Instruction:
Look through the listing for the word "data". Copy each line that has it.

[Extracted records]
·····

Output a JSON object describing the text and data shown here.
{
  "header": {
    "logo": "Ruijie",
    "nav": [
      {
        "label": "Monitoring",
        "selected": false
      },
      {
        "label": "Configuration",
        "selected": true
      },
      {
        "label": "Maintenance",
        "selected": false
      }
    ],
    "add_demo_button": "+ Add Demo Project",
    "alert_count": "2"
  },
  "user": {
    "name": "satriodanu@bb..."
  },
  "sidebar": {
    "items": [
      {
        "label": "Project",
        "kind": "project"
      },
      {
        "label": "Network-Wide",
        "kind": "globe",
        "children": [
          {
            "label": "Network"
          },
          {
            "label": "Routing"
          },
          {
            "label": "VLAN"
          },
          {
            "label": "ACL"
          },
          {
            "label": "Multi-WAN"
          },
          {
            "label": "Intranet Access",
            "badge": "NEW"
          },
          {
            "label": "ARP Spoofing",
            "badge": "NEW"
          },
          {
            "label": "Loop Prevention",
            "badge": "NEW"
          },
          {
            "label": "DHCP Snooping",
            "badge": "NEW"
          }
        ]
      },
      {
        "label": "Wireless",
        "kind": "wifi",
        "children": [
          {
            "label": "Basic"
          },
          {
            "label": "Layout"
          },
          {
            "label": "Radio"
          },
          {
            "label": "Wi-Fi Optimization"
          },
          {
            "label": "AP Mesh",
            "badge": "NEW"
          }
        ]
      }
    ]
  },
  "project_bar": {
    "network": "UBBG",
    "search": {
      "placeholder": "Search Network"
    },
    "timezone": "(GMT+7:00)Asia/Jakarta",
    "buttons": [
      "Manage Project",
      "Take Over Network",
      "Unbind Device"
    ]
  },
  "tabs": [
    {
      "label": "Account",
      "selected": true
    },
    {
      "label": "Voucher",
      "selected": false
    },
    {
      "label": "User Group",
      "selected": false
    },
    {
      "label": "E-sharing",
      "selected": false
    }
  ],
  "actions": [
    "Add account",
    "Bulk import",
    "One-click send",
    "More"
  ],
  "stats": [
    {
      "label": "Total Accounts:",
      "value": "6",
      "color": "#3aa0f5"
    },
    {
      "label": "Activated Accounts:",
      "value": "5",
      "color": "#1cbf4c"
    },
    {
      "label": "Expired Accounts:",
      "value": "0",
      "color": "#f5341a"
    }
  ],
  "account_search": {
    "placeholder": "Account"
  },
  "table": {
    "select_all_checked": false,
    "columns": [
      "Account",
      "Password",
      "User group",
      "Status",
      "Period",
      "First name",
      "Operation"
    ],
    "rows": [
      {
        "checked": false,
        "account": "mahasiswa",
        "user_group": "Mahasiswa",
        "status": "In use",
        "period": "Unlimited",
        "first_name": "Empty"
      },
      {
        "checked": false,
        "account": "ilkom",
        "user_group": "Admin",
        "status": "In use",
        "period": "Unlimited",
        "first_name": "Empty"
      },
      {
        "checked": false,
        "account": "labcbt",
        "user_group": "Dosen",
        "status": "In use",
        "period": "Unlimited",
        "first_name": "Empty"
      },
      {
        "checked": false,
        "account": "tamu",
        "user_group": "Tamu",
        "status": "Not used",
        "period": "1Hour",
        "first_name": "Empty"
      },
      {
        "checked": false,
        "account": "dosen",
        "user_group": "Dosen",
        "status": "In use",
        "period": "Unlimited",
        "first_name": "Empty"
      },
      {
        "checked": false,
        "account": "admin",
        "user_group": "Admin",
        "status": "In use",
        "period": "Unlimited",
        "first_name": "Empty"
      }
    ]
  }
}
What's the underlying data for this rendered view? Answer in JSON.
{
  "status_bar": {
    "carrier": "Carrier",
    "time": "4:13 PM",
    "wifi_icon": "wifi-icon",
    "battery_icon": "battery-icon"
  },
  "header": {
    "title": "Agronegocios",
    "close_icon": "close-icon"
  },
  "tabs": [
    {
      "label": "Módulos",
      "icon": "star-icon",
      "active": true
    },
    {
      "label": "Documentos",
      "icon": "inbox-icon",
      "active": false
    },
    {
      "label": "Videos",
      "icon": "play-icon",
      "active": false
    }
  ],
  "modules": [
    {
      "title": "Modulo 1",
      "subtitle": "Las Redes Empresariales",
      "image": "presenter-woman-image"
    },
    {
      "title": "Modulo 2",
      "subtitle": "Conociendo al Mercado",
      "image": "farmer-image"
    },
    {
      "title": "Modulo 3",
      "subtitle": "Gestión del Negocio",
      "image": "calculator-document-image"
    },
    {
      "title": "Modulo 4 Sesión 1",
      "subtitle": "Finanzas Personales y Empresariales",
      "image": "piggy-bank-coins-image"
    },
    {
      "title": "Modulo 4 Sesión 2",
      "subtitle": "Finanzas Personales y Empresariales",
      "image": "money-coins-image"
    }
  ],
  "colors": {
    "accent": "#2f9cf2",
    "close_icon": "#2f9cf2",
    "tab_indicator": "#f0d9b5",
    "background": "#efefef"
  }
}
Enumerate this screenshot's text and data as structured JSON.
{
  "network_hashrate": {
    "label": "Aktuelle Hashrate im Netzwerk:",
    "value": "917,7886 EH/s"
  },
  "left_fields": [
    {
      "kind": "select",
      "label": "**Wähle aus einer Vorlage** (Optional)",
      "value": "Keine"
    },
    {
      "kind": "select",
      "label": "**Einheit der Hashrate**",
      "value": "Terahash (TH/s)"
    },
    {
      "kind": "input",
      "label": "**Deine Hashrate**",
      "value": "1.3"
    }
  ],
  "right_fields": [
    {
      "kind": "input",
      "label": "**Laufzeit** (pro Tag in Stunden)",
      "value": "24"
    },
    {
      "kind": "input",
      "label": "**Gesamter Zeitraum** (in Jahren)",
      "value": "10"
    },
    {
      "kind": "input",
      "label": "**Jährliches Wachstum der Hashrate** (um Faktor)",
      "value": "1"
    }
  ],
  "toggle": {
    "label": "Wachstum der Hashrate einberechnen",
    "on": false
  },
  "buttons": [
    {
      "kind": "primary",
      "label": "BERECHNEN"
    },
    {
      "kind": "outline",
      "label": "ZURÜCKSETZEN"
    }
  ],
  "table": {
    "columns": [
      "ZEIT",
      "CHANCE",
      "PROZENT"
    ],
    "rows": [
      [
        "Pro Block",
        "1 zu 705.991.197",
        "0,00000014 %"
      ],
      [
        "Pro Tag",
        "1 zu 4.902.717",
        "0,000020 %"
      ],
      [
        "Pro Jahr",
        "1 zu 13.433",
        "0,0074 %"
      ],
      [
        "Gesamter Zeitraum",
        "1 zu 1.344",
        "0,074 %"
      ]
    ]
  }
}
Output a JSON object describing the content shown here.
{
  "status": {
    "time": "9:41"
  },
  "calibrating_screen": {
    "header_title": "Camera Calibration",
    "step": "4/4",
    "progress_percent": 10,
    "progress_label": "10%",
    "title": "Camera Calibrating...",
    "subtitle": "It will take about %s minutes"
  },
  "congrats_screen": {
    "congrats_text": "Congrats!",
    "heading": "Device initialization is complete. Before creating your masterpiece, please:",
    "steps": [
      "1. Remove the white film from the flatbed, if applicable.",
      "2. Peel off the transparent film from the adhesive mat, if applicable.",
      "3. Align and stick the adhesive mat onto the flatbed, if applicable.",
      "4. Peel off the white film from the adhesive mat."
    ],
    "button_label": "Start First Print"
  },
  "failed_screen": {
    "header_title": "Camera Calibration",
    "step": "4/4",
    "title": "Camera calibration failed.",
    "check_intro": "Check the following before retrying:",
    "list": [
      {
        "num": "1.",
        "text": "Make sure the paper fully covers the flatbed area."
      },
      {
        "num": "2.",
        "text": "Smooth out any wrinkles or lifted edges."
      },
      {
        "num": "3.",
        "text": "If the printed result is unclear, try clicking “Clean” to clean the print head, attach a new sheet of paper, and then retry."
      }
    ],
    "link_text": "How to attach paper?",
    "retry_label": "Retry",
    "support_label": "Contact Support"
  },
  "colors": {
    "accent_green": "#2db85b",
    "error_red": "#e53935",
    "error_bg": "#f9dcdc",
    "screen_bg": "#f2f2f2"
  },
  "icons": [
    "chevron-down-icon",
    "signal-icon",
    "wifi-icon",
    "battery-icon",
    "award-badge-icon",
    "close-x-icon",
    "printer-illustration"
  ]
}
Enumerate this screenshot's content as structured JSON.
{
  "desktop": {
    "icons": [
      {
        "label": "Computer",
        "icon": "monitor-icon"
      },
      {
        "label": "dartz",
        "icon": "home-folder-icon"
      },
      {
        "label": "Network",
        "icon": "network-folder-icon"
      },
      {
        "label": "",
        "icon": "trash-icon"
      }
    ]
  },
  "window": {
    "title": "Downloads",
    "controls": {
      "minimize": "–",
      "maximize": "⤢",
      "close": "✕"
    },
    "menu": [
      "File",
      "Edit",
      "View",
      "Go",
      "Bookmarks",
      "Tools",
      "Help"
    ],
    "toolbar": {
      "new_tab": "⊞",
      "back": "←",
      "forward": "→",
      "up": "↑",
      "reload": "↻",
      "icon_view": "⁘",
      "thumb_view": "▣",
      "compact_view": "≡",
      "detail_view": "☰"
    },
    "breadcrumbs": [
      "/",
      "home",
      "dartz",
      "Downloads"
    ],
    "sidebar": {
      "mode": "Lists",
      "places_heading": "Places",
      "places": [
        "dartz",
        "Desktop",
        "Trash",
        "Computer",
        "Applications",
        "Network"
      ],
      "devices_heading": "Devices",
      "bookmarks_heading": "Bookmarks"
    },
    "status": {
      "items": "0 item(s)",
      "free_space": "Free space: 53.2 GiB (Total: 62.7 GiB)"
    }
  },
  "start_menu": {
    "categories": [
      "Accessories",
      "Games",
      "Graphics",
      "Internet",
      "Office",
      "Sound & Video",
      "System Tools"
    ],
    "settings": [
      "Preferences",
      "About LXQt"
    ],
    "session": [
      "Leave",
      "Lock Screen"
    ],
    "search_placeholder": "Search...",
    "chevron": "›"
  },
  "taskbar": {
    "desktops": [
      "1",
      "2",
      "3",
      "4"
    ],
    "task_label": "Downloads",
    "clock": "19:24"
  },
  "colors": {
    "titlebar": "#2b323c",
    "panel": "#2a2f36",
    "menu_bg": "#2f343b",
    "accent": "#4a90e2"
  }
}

·····

Problem solution:
Output a JSON object describing the text and data shown here.
What's the underlying data for this rendered view? Answer in JSON.
Enumerate this screenshot's text and data as structured JSON.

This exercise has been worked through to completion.